**CHALLENGE:**
Return all the data, word for word.

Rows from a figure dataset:
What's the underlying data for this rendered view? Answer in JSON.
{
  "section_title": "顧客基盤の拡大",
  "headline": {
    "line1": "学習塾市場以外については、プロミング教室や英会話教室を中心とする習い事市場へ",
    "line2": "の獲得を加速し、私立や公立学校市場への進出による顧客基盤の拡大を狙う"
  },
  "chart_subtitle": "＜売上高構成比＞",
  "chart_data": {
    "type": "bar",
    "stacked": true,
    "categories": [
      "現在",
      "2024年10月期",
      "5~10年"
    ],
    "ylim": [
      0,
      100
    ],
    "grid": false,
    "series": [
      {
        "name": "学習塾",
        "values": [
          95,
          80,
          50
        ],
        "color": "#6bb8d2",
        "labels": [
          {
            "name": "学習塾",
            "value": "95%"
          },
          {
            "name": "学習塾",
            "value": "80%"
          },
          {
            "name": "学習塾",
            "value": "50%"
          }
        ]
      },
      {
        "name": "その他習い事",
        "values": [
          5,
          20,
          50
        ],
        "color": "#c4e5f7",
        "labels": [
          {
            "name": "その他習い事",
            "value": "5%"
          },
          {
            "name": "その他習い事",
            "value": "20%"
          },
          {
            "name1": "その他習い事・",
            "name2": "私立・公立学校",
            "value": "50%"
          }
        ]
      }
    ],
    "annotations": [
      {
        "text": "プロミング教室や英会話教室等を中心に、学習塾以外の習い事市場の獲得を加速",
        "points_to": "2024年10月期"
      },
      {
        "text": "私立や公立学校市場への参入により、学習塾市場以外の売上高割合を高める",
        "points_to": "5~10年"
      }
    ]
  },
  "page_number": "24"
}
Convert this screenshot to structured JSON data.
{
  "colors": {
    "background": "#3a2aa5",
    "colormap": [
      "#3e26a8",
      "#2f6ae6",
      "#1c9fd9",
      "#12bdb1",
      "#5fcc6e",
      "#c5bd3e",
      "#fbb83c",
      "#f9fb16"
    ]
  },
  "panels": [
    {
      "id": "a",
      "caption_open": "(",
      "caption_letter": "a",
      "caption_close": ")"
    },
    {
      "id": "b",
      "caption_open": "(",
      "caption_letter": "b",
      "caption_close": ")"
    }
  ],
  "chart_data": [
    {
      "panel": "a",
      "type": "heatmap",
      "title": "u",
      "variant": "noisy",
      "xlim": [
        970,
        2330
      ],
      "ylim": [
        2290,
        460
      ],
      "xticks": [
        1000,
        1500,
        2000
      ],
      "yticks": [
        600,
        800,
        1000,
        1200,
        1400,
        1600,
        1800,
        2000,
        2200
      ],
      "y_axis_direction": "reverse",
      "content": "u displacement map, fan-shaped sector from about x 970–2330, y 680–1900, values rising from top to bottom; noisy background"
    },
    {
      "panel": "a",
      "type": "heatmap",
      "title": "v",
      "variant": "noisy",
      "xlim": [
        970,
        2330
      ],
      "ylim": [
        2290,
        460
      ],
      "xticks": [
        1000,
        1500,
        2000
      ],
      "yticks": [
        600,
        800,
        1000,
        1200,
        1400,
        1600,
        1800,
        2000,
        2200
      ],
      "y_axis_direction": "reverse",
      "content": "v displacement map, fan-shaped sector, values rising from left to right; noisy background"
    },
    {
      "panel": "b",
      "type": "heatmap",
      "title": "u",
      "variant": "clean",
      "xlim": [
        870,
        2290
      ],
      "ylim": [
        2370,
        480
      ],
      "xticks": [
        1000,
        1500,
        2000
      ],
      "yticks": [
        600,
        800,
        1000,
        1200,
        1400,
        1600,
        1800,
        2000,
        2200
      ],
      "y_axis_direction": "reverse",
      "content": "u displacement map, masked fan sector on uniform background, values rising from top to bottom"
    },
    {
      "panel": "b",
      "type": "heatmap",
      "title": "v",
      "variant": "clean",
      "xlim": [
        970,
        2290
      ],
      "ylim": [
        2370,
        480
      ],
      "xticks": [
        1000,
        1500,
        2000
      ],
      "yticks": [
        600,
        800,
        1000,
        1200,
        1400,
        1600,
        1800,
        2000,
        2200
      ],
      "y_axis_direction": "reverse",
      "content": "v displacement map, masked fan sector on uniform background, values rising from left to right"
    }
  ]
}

**FINAL ANSWER:**
What's the underlying data for this rendered view? Answer in JSON.
{
  "section_title": "顧客基盤の拡大",
  "headline": {
    "line1": "学習塾市場以外については、プロミング教室や英会話教室を中心とする習い事市場へ",
    "line2": "の獲得を加速し、私立や公立学校市場への進出による顧客基盤の拡大を狙う"
  },
  "chart_subtitle": "＜売上高構成比＞",
  "chart_data": {
    "type": "bar",
    "stacked": true,
    "categories": [
      "現在",
      "2024年10月期",
      "5~10年"
    ],
    "ylim": [
      0,
      100
    ],
    "grid": false,
    "series": [
      {
        "name": "学習塾",
        "values": [
          95,
          80,
          50
        ],
        "color": "#6bb8d2",
        "labels": [
          {
            "name": "学習塾",
            "value": "95%"
          },
          {
            "name": "学習塾",
            "value": "80%"
          },
          {
            "name": "学習塾",
            "value": "50%"
          }
        ]
      },
      {
        "name": "その他習い事",
        "values": [
          5,
          20,
          50
        ],
        "color": "#c4e5f7",
        "labels": [
          {
            "name": "その他習い事",
            "value": "5%"
          },
          {
            "name": "その他習い事",
            "value": "20%"
          },
          {
            "name1": "その他習い事・",
            "name2": "私立・公立学校",
            "value": "50%"
          }
        ]
      }
    ],
    "annotations": [
      {
        "text": "プロミング教室や英会話教室等を中心に、学習塾以外の習い事市場の獲得を加速",
        "points_to": "2024年10月期"
      },
      {
        "text": "私立や公立学校市場への参入により、学習塾市場以外の売上高割合を高める",
        "points_to": "5~10年"
      }
    ]
  },
  "page_number": "24"
}
Convert this screenshot to structured JSON data.
{
  "colors": {
    "background": "#3a2aa5",
    "colormap": [
      "#3e26a8",
      "#2f6ae6",
      "#1c9fd9",
      "#12bdb1",
      "#5fcc6e",
      "#c5bd3e",
      "#fbb83c",
      "#f9fb16"
    ]
  },
  "panels": [
    {
      "id": "a",
      "caption_open": "(",
      "caption_letter": "a",
      "caption_close": ")"
    },
    {
      "id": "b",
      "caption_open": "(",
      "caption_letter": "b",
      "caption_close": ")"
    }
  ],
  "chart_data": [
    {
      "panel": "a",
      "type": "heatmap",
      "title": "u",
      "variant": "noisy",
      "xlim": [
        970,
        2330
      ],
      "ylim": [
        2290,
        460
      ],
      "xticks": [
        1000,
        1500,
        2000
      ],
      "yticks": [
        600,
        800,
        1000,
        1200,
        1400,
        1600,
        1800,
        2000,
        2200
      ],
      "y_axis_direction": "reverse",
      "content": "u displacement map, fan-shaped sector from about x 970–2330, y 680–1900, values rising from top to bottom; noisy background"
    },
    {
      "panel": "a",
      "type": "heatmap",
      "title": "v",
      "variant": "noisy",
      "xlim": [
        970,
        2330
      ],
      "ylim": [
        2290,
        460
      ],
      "xticks": [
        1000,
        1500,
        2000
      ],
      "yticks": [
        600,
        800,
        1000,
        1200,
        1400,
        1600,
        1800,
        2000,
        2200
      ],
      "y_axis_direction": "reverse",
      "content": "v displacement map, fan-shaped sector, values rising from left to right; noisy background"
    },
    {
      "panel": "b",
      "type": "heatmap",
      "title": "u",
      "variant": "clean",
      "xlim": [
        870,
        2290
      ],
      "ylim": [
        2370,
        480
      ],
      "xticks": [
        1000,
        1500,
        2000
      ],
      "yticks": [
        600,
        800,
        1000,
        1200,
        1400,
        1600,
        1800,
        2000,
        2200
      ],
      "y_axis_direction": "reverse",
      "content": "u displacement map, masked fan sector on uniform background, values rising from top to bottom"
    },
    {
      "panel": "b",
      "type": "heatmap",
      "title": "v",
      "variant": "clean",
      "xlim": [
        970,
        2290
      ],
      "ylim": [
        2370,
        480
      ],
      "xticks": [
        1000,
        1500,
        2000
      ],
      "yticks": [
        600,
        800,
        1000,
        1200,
        1400,
        1600,
        1800,
        2000,
        2200
      ],
      "y_axis_direction": "reverse",
      "content": "v displacement map, masked fan sector on uniform background, values rising from left to right"
    }
  ]
}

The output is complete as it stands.